Instruction: Repeat each entry word for word. Leave any images out of the copy.

(Stored data)
** START **

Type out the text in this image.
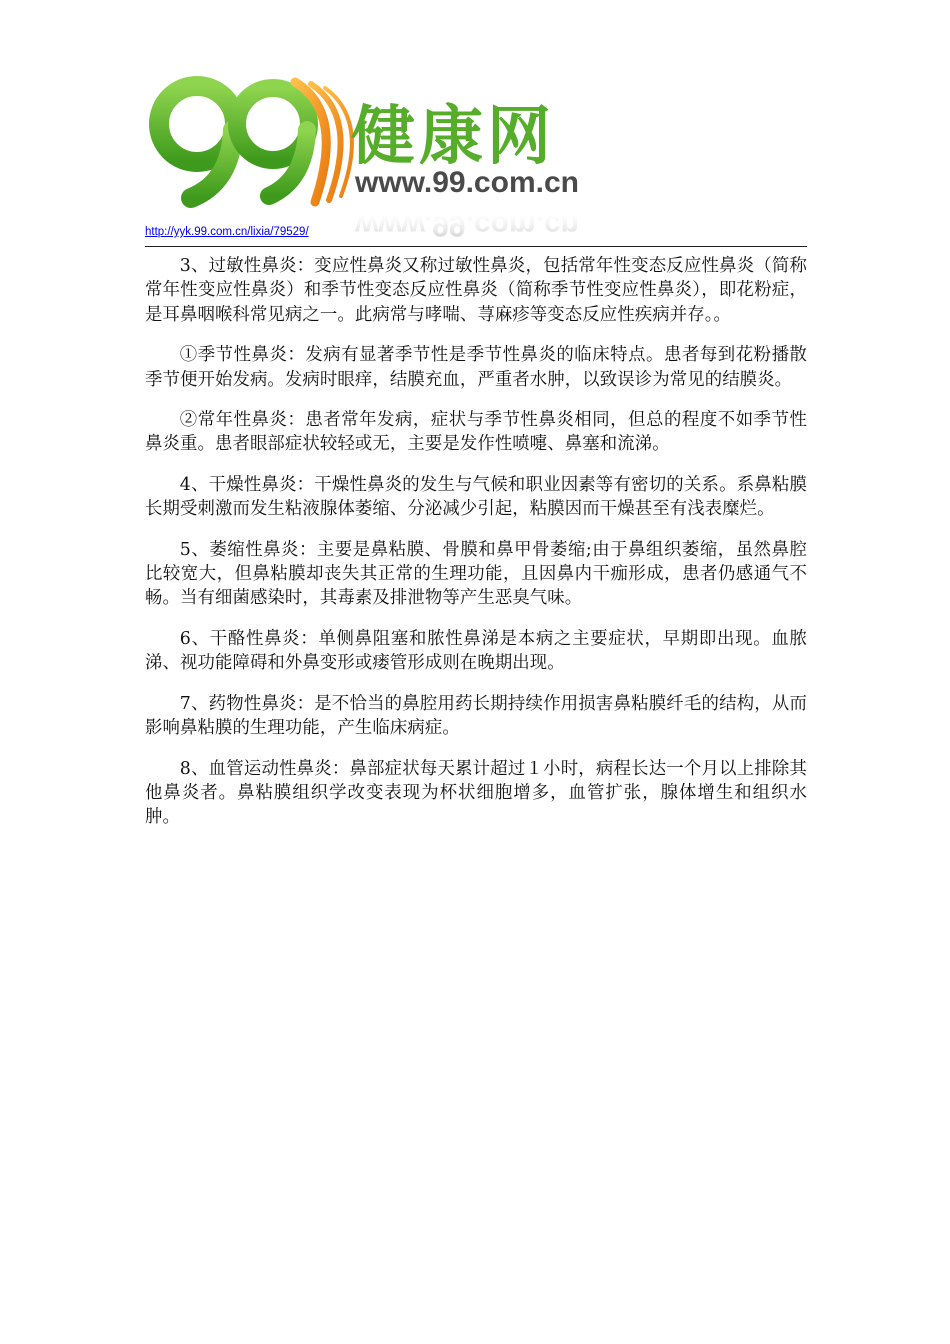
健康网
www.99.com.cn
www.99.com.cn
http://yyk.99.com.cn/lixia/79529/

3、过敏性鼻炎：变应性鼻炎又称过敏性鼻炎，包括常年性变态反应性鼻炎（简称常年性变应性鼻炎）和季节性变态反应性鼻炎（简称季节性变应性鼻炎），即花粉症，是耳鼻咽喉科常见病之一。此病常与哮喘、荨麻疹等变态反应性疾病并存。。

①季节性鼻炎：发病有显著季节性是季节性鼻炎的临床特点。患者每到花粉播散季节便开始发病。发病时眼痒，结膜充血，严重者水肿，以致误诊为常见的结膜炎。

②常年性鼻炎：患者常年发病，症状与季节性鼻炎相同，但总的程度不如季节性鼻炎重。患者眼部症状较轻或无，主要是发作性喷嚏、鼻塞和流涕。

4、干燥性鼻炎：干燥性鼻炎的发生与气候和职业因素等有密切的关系。系鼻粘膜长期受刺激而发生粘液腺体萎缩、分泌减少引起，粘膜因而干燥甚至有浅表糜烂。

5、萎缩性鼻炎：主要是鼻粘膜、骨膜和鼻甲骨萎缩;由于鼻组织萎缩，虽然鼻腔比较宽大，但鼻粘膜却丧失其正常的生理功能，且因鼻内干痂形成，患者仍感通气不畅。当有细菌感染时，其毒素及排泄物等产生恶臭气味。

6、干酪性鼻炎：单侧鼻阻塞和脓性鼻涕是本病之主要症状，早期即出现。血脓涕、视功能障碍和外鼻变形或瘘管形成则在晚期出现。

7、药物性鼻炎：是不恰当的鼻腔用药长期持续作用损害鼻粘膜纤毛的结构，从而影响鼻粘膜的生理功能，产生临床病症。

8、血管运动性鼻炎：鼻部症状每天累计超过１小时，病程长达一个月以上排除其他鼻炎者。鼻粘膜组织学改变表现为杯状细胞增多，血管扩张，腺体增生和组织水肿。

** END **

Output:
Type out the text in this image.
健康网
www.99.com.cn
www.99.com.cn
http://yyk.99.com.cn/lixia/79529/

3、过敏性鼻炎：变应性鼻炎又称过敏性鼻炎，包括常年性变态反应性鼻炎（简称常年性变应性鼻炎）和季节性变态反应性鼻炎（简称季节性变应性鼻炎），即花粉症，是耳鼻咽喉科常见病之一。此病常与哮喘、荨麻疹等变态反应性疾病并存。。

①季节性鼻炎：发病有显著季节性是季节性鼻炎的临床特点。患者每到花粉播散季节便开始发病。发病时眼痒，结膜充血，严重者水肿，以致误诊为常见的结膜炎。

②常年性鼻炎：患者常年发病，症状与季节性鼻炎相同，但总的程度不如季节性鼻炎重。患者眼部症状较轻或无，主要是发作性喷嚏、鼻塞和流涕。

4、干燥性鼻炎：干燥性鼻炎的发生与气候和职业因素等有密切的关系。系鼻粘膜长期受刺激而发生粘液腺体萎缩、分泌减少引起，粘膜因而干燥甚至有浅表糜烂。

5、萎缩性鼻炎：主要是鼻粘膜、骨膜和鼻甲骨萎缩;由于鼻组织萎缩，虽然鼻腔比较宽大，但鼻粘膜却丧失其正常的生理功能，且因鼻内干痂形成，患者仍感通气不畅。当有细菌感染时，其毒素及排泄物等产生恶臭气味。

6、干酪性鼻炎：单侧鼻阻塞和脓性鼻涕是本病之主要症状，早期即出现。血脓涕、视功能障碍和外鼻变形或瘘管形成则在晚期出现。

7、药物性鼻炎：是不恰当的鼻腔用药长期持续作用损害鼻粘膜纤毛的结构，从而影响鼻粘膜的生理功能，产生临床病症。

8、血管运动性鼻炎：鼻部症状每天累计超过１小时，病程长达一个月以上排除其他鼻炎者。鼻粘膜组织学改变表现为杯状细胞增多，血管扩张，腺体增生和组织水肿。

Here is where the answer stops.